Written exercise: Repeat all of the material below exactly as written, images excluded.
◇ ◇ ◇ ◇ ◇ ◇ ◇
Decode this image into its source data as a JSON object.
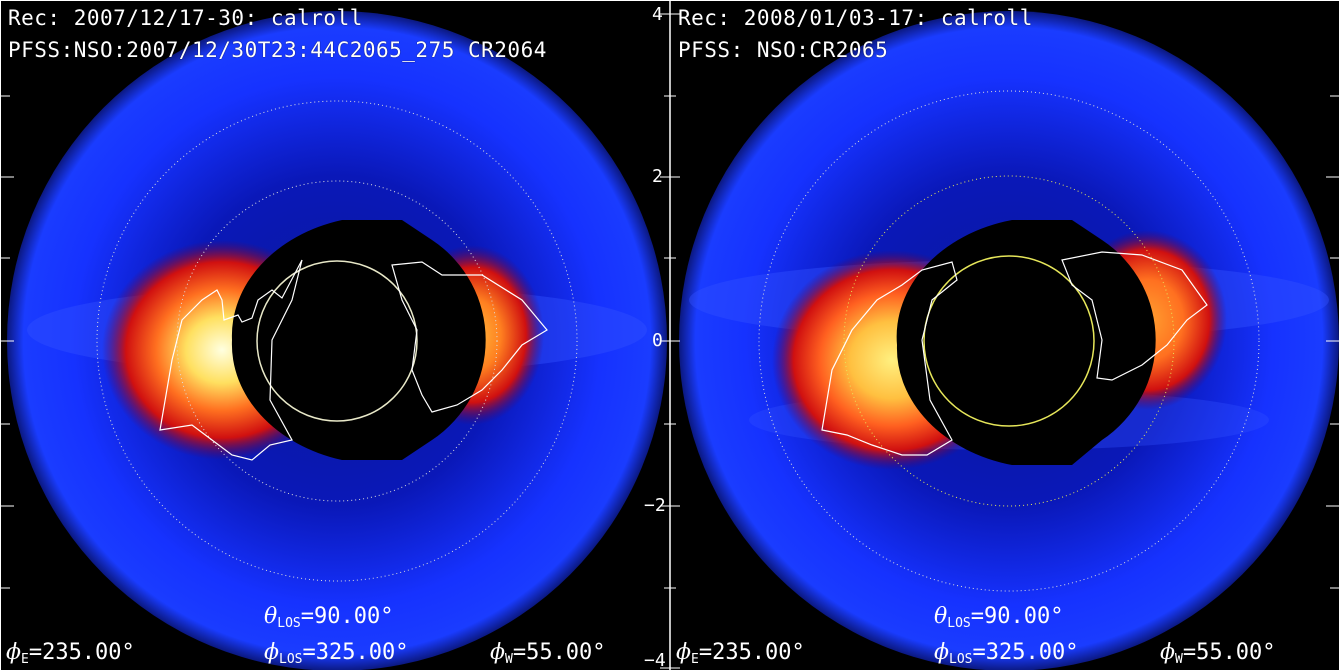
{
  "panels": [
    {
      "header_line1": "Rec: 2007/12/17-30: calroll",
      "header_line2": "PFSS:NSO:2007/12/30T23:44C2065_275 CR2064",
      "theta_los": "=90.00°",
      "phi_e": "=235.00°",
      "phi_los": "=325.00°",
      "phi_w": "=55.00°"
    },
    {
      "header_line1": "Rec: 2008/01/03-17: calroll",
      "header_line2": "PFSS: NSO:CR2065",
      "theta_los": "=90.00°",
      "phi_e": "=235.00°",
      "phi_los": "=325.00°",
      "phi_w": "=55.00°"
    }
  ],
  "symbols": {
    "theta": "θ",
    "phi": "ϕ",
    "sub_los": "LOS",
    "sub_e": "E",
    "sub_w": "W"
  },
  "axis_ticks": [
    "4",
    "2",
    "0",
    "−2",
    "−4"
  ],
  "colors": {
    "background": "#000000",
    "corona_outer": "#1a2cff",
    "streamer_red": "#e01010",
    "streamer_yellow": "#fff060",
    "contour": "#ffffff",
    "solar_disk_left": "#e8e8c8",
    "solar_disk_right": "#e6e65a"
  }
}
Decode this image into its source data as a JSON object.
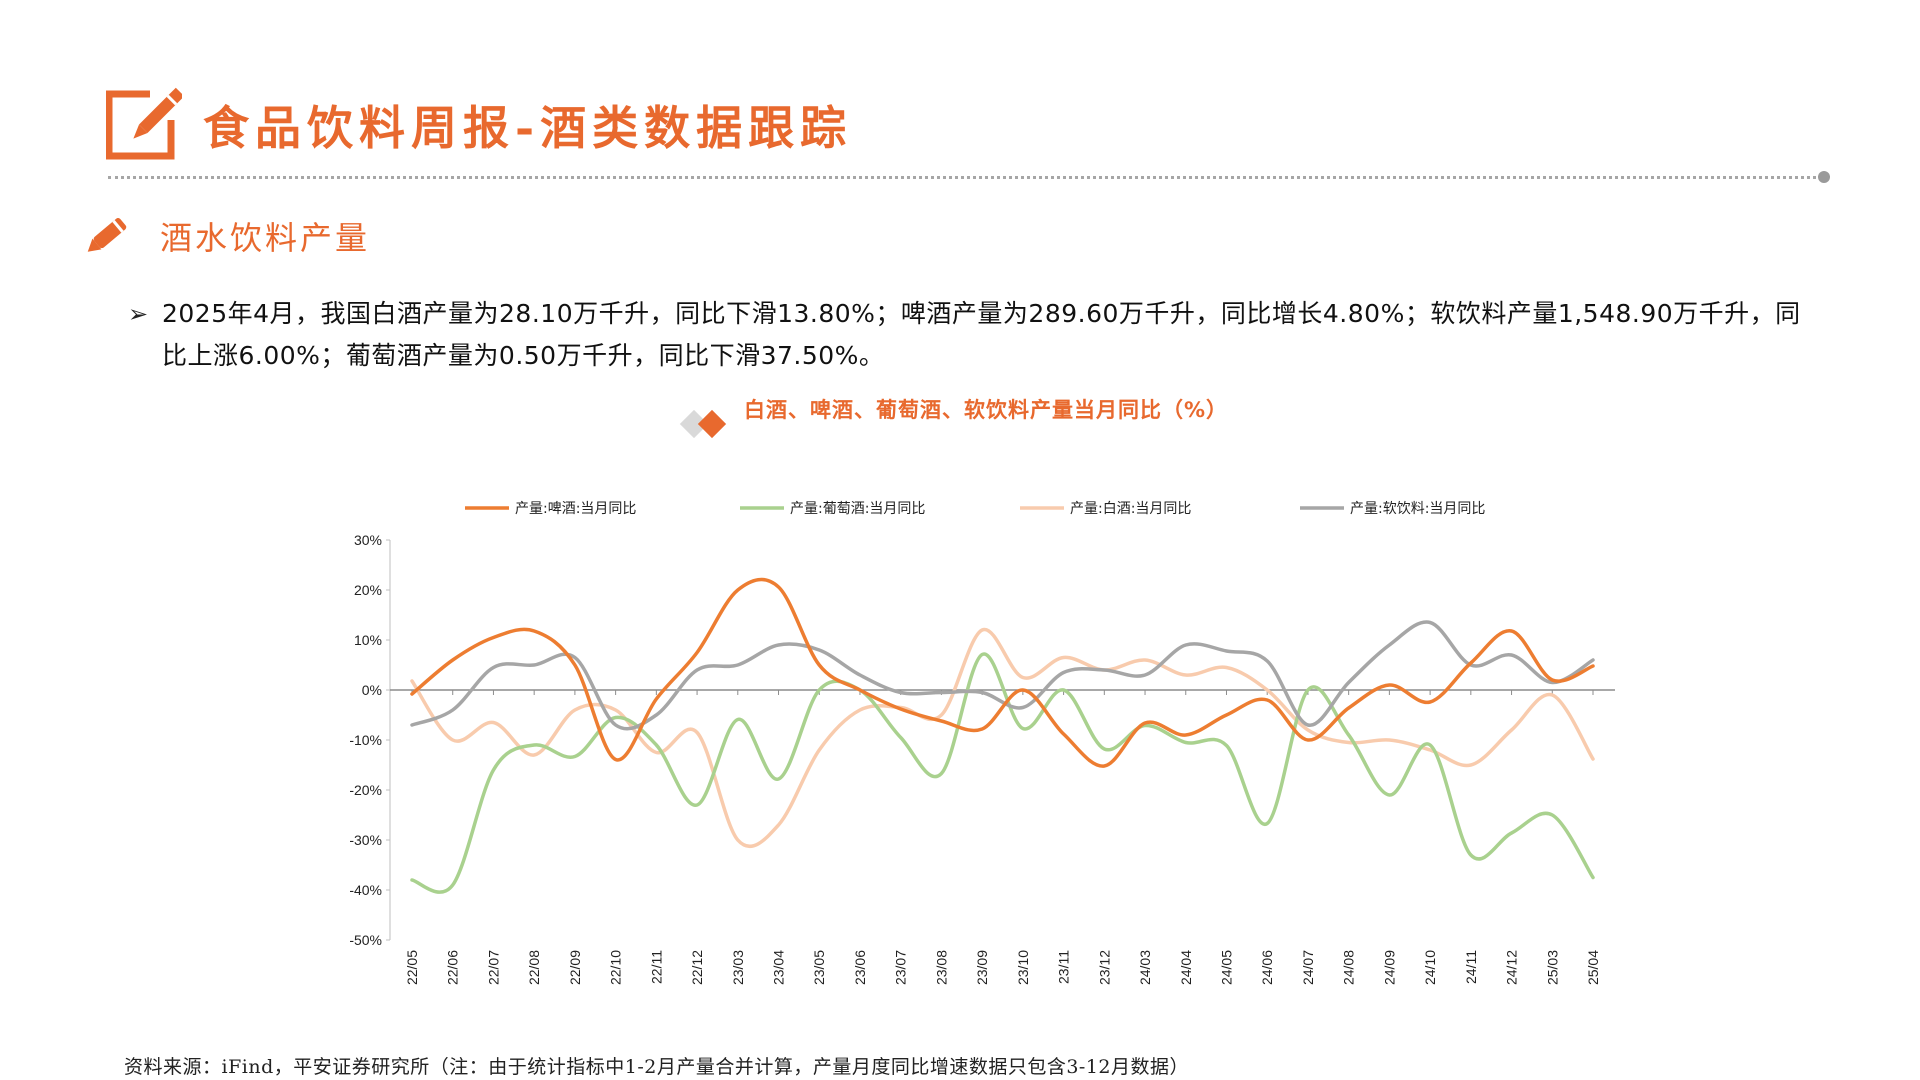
{
  "header": {
    "title": "食品饮料周报-酒类数据跟踪"
  },
  "section": {
    "title": "酒水饮料产量"
  },
  "summary": {
    "bullet": "➢",
    "text": "2025年4月，我国白酒产量为28.10万千升，同比下滑13.80%；啤酒产量为289.60万千升，同比增长4.80%；软饮料产量1,548.90万千升，同比上涨6.00%；葡萄酒产量为0.50万千升，同比下滑37.50%。"
  },
  "chart_title": "白酒、啤酒、葡萄酒、软饮料产量当月同比（%）",
  "footer": {
    "source": "资料来源：iFind，平安证券研究所（注：由于统计指标中1-2月产量合并计算，产量月度同比增速数据只包含3-12月数据）"
  },
  "colors": {
    "accent": "#e8692e",
    "beer": "#ed7d31",
    "wine": "#a9d18e",
    "baijiu": "#f8cbad",
    "soft": "#a6a6a6"
  },
  "chart_data": {
    "type": "line",
    "title": "白酒、啤酒、葡萄酒、软饮料产量当月同比（%）",
    "xlabel": "",
    "ylabel": "",
    "ylim": [
      -50,
      30
    ],
    "yticks": [
      30,
      20,
      10,
      0,
      -10,
      -20,
      -30,
      -40,
      -50
    ],
    "ytick_labels": [
      "30%",
      "20%",
      "10%",
      "0%",
      "-10%",
      "-20%",
      "-30%",
      "-40%",
      "-50%"
    ],
    "legend_position": "top",
    "grid": false,
    "categories": [
      "22/05",
      "22/06",
      "22/07",
      "22/08",
      "22/09",
      "22/10",
      "22/11",
      "22/12",
      "23/03",
      "23/04",
      "23/05",
      "23/06",
      "23/07",
      "23/08",
      "23/09",
      "23/10",
      "23/11",
      "23/12",
      "24/03",
      "24/04",
      "24/05",
      "24/06",
      "24/07",
      "24/08",
      "24/09",
      "24/10",
      "24/11",
      "24/12",
      "25/03",
      "25/04"
    ],
    "series": [
      {
        "name": "产量:啤酒:当月同比",
        "color": "#ed7d31",
        "values": [
          -0.8,
          6.0,
          10.5,
          11.8,
          5.0,
          -13.9,
          -1.8,
          7.5,
          20.0,
          20.6,
          5.0,
          0.0,
          -3.8,
          -6.2,
          -7.8,
          0.0,
          -8.8,
          -15.2,
          -6.6,
          -9.0,
          -5.0,
          -2.0,
          -10.0,
          -3.6,
          1.0,
          -2.4,
          5.4,
          11.8,
          2.0,
          4.8
        ]
      },
      {
        "name": "产量:葡萄酒:当月同比",
        "color": "#a9d18e",
        "values": [
          -38.0,
          -39.0,
          -16.0,
          -11.0,
          -13.3,
          -5.5,
          -11.0,
          -23.0,
          -5.9,
          -17.8,
          0.0,
          0.0,
          -9.5,
          -16.7,
          7.1,
          -7.7,
          0.0,
          -11.8,
          -7.1,
          -10.5,
          -11.1,
          -26.7,
          0.0,
          -9.0,
          -21.0,
          -11.0,
          -33.0,
          -28.6,
          -25.0,
          -37.5
        ]
      },
      {
        "name": "产量:白酒:当月同比",
        "color": "#f8cbad",
        "values": [
          1.8,
          -10.0,
          -6.5,
          -13.0,
          -4.0,
          -4.0,
          -12.5,
          -8.5,
          -30.0,
          -27.0,
          -12.0,
          -4.0,
          -3.5,
          -5.0,
          12.0,
          2.5,
          6.5,
          4.0,
          6.0,
          3.0,
          4.5,
          0.0,
          -8.0,
          -10.5,
          -10.0,
          -12.0,
          -15.0,
          -8.0,
          -1.0,
          -13.8
        ]
      },
      {
        "name": "产量:软饮料:当月同比",
        "color": "#a6a6a6",
        "values": [
          -7.0,
          -4.0,
          4.5,
          5.0,
          6.5,
          -7.0,
          -5.0,
          4.0,
          5.0,
          9.0,
          8.0,
          3.0,
          -0.5,
          -0.5,
          -0.5,
          -3.5,
          3.5,
          4.0,
          3.0,
          9.0,
          7.8,
          5.8,
          -7.0,
          1.5,
          9.0,
          13.5,
          5.0,
          7.0,
          1.5,
          6.0
        ]
      }
    ]
  }
}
◇ ◇ ◇ ◇ ◇ ◇ ◇
Answer to this problem:
Decode this image into its source data as a JSON object.
{
  "panels": [
    {
      "header_line1": "Rec: 2007/12/17-30: calroll",
      "header_line2": "PFSS:NSO:2007/12/30T23:44C2065_275 CR2064",
      "theta_los": "=90.00°",
      "phi_e": "=235.00°",
      "phi_los": "=325.00°",
      "phi_w": "=55.00°"
    },
    {
      "header_line1": "Rec: 2008/01/03-17: calroll",
      "header_line2": "PFSS: NSO:CR2065",
      "theta_los": "=90.00°",
      "phi_e": "=235.00°",
      "phi_los": "=325.00°",
      "phi_w": "=55.00°"
    }
  ],
  "symbols": {
    "theta": "θ",
    "phi": "ϕ",
    "sub_los": "LOS",
    "sub_e": "E",
    "sub_w": "W"
  },
  "axis_ticks": [
    "4",
    "2",
    "0",
    "−2",
    "−4"
  ],
  "colors": {
    "background": "#000000",
    "corona_outer": "#1a2cff",
    "streamer_red": "#e01010",
    "streamer_yellow": "#fff060",
    "contour": "#ffffff",
    "solar_disk_left": "#e8e8c8",
    "solar_disk_right": "#e6e65a"
  }
}
Decode this image into its source data as a JSON object.
{
  "header": {
    "title": "食品饮料周报-酒类数据跟踪"
  },
  "section": {
    "title": "酒水饮料产量"
  },
  "summary": {
    "bullet": "➢",
    "text": "2025年4月，我国白酒产量为28.10万千升，同比下滑13.80%；啤酒产量为289.60万千升，同比增长4.80%；软饮料产量1,548.90万千升，同比上涨6.00%；葡萄酒产量为0.50万千升，同比下滑37.50%。"
  },
  "chart_title": "白酒、啤酒、葡萄酒、软饮料产量当月同比（%）",
  "footer": {
    "source": "资料来源：iFind，平安证券研究所（注：由于统计指标中1-2月产量合并计算，产量月度同比增速数据只包含3-12月数据）"
  },
  "colors": {
    "accent": "#e8692e",
    "beer": "#ed7d31",
    "wine": "#a9d18e",
    "baijiu": "#f8cbad",
    "soft": "#a6a6a6"
  },
  "chart_data": {
    "type": "line",
    "title": "白酒、啤酒、葡萄酒、软饮料产量当月同比（%）",
    "xlabel": "",
    "ylabel": "",
    "ylim": [
      -50,
      30
    ],
    "yticks": [
      30,
      20,
      10,
      0,
      -10,
      -20,
      -30,
      -40,
      -50
    ],
    "ytick_labels": [
      "30%",
      "20%",
      "10%",
      "0%",
      "-10%",
      "-20%",
      "-30%",
      "-40%",
      "-50%"
    ],
    "legend_position": "top",
    "grid": false,
    "categories": [
      "22/05",
      "22/06",
      "22/07",
      "22/08",
      "22/09",
      "22/10",
      "22/11",
      "22/12",
      "23/03",
      "23/04",
      "23/05",
      "23/06",
      "23/07",
      "23/08",
      "23/09",
      "23/10",
      "23/11",
      "23/12",
      "24/03",
      "24/04",
      "24/05",
      "24/06",
      "24/07",
      "24/08",
      "24/09",
      "24/10",
      "24/11",
      "24/12",
      "25/03",
      "25/04"
    ],
    "series": [
      {
        "name": "产量:啤酒:当月同比",
        "color": "#ed7d31",
        "values": [
          -0.8,
          6.0,
          10.5,
          11.8,
          5.0,
          -13.9,
          -1.8,
          7.5,
          20.0,
          20.6,
          5.0,
          0.0,
          -3.8,
          -6.2,
          -7.8,
          0.0,
          -8.8,
          -15.2,
          -6.6,
          -9.0,
          -5.0,
          -2.0,
          -10.0,
          -3.6,
          1.0,
          -2.4,
          5.4,
          11.8,
          2.0,
          4.8
        ]
      },
      {
        "name": "产量:葡萄酒:当月同比",
        "color": "#a9d18e",
        "values": [
          -38.0,
          -39.0,
          -16.0,
          -11.0,
          -13.3,
          -5.5,
          -11.0,
          -23.0,
          -5.9,
          -17.8,
          0.0,
          0.0,
          -9.5,
          -16.7,
          7.1,
          -7.7,
          0.0,
          -11.8,
          -7.1,
          -10.5,
          -11.1,
          -26.7,
          0.0,
          -9.0,
          -21.0,
          -11.0,
          -33.0,
          -28.6,
          -25.0,
          -37.5
        ]
      },
      {
        "name": "产量:白酒:当月同比",
        "color": "#f8cbad",
        "values": [
          1.8,
          -10.0,
          -6.5,
          -13.0,
          -4.0,
          -4.0,
          -12.5,
          -8.5,
          -30.0,
          -27.0,
          -12.0,
          -4.0,
          -3.5,
          -5.0,
          12.0,
          2.5,
          6.5,
          4.0,
          6.0,
          3.0,
          4.5,
          0.0,
          -8.0,
          -10.5,
          -10.0,
          -12.0,
          -15.0,
          -8.0,
          -1.0,
          -13.8
        ]
      },
      {
        "name": "产量:软饮料:当月同比",
        "color": "#a6a6a6",
        "values": [
          -7.0,
          -4.0,
          4.5,
          5.0,
          6.5,
          -7.0,
          -5.0,
          4.0,
          5.0,
          9.0,
          8.0,
          3.0,
          -0.5,
          -0.5,
          -0.5,
          -3.5,
          3.5,
          4.0,
          3.0,
          9.0,
          7.8,
          5.8,
          -7.0,
          1.5,
          9.0,
          13.5,
          5.0,
          7.0,
          1.5,
          6.0
        ]
      }
    ]
  }
}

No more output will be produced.